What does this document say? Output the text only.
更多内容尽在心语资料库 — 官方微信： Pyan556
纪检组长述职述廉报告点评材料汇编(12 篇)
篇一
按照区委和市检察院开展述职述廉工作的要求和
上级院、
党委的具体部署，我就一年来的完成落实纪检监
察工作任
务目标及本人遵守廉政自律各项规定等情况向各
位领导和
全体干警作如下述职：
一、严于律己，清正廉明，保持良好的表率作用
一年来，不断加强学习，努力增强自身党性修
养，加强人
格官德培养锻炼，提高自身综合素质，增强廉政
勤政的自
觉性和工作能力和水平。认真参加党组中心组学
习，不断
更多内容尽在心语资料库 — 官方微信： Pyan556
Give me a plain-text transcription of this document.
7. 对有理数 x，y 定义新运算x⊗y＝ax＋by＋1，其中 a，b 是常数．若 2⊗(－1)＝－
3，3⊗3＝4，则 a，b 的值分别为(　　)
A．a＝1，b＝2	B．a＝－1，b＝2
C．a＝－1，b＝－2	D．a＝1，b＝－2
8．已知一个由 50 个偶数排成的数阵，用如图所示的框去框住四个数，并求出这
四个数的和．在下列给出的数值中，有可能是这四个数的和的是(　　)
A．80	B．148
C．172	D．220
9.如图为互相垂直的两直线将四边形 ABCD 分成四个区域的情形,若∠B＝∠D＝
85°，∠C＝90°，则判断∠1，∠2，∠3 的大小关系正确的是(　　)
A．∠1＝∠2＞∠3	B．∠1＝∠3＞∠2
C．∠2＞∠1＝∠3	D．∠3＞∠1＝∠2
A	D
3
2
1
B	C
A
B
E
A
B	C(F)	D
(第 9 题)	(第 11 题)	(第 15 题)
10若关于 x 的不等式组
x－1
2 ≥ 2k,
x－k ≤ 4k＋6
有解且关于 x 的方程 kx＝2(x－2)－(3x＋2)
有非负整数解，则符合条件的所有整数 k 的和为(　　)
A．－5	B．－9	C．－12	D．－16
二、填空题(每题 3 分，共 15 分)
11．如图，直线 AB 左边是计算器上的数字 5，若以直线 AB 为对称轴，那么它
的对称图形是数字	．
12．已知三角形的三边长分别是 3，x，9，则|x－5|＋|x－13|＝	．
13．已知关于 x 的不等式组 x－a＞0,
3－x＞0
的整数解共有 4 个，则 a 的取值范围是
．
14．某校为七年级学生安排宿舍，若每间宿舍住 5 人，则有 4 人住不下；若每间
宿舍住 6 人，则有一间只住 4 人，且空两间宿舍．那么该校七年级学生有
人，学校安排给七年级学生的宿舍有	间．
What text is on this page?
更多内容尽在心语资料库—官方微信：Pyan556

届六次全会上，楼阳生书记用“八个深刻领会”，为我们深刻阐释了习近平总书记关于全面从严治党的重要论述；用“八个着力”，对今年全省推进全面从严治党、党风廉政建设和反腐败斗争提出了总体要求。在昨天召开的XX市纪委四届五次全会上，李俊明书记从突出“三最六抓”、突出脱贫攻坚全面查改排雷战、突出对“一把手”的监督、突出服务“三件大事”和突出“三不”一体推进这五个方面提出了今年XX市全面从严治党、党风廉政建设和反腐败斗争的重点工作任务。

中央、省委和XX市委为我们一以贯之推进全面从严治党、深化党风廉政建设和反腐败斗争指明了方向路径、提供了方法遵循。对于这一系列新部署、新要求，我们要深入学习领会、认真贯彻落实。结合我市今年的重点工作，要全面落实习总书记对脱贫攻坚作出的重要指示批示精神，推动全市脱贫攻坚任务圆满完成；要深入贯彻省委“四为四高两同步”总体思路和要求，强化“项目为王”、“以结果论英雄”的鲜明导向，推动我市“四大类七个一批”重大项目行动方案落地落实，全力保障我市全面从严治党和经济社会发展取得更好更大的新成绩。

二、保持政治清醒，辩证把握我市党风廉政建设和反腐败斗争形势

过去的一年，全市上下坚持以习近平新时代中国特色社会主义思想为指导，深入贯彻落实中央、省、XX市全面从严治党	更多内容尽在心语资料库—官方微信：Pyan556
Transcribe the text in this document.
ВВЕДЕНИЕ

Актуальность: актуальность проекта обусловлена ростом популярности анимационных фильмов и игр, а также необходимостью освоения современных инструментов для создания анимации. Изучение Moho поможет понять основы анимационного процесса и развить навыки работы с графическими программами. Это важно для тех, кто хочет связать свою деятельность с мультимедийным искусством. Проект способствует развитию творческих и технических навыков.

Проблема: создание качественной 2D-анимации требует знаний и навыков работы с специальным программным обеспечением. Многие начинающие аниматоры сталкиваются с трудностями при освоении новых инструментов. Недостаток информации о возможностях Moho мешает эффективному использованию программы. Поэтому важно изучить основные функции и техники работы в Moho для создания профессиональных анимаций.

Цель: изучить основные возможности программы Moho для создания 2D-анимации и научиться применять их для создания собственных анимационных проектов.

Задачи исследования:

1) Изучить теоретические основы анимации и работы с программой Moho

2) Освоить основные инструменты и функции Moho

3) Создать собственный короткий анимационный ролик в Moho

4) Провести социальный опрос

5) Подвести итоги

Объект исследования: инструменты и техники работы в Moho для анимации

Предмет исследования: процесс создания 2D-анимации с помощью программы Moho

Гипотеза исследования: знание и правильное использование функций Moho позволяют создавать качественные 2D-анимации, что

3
——
**Brief**
Scan the lines for the string "官方微信". Copy out each line that matches.

**In response**
更多内容尽在心语资料库 — 官方微信： Pyan556
更多内容尽在心语资料库 — 官方微信： Pyan556
更多内容尽在心语资料库—官方微信：Pyan556
过去的一年，全市上下坚持以习近平新时代中国特色社会主义思想为指导，深入贯彻落实中央、省、XX市全面从严治党	更多内容尽在心语资料库—官方微信：Pyan556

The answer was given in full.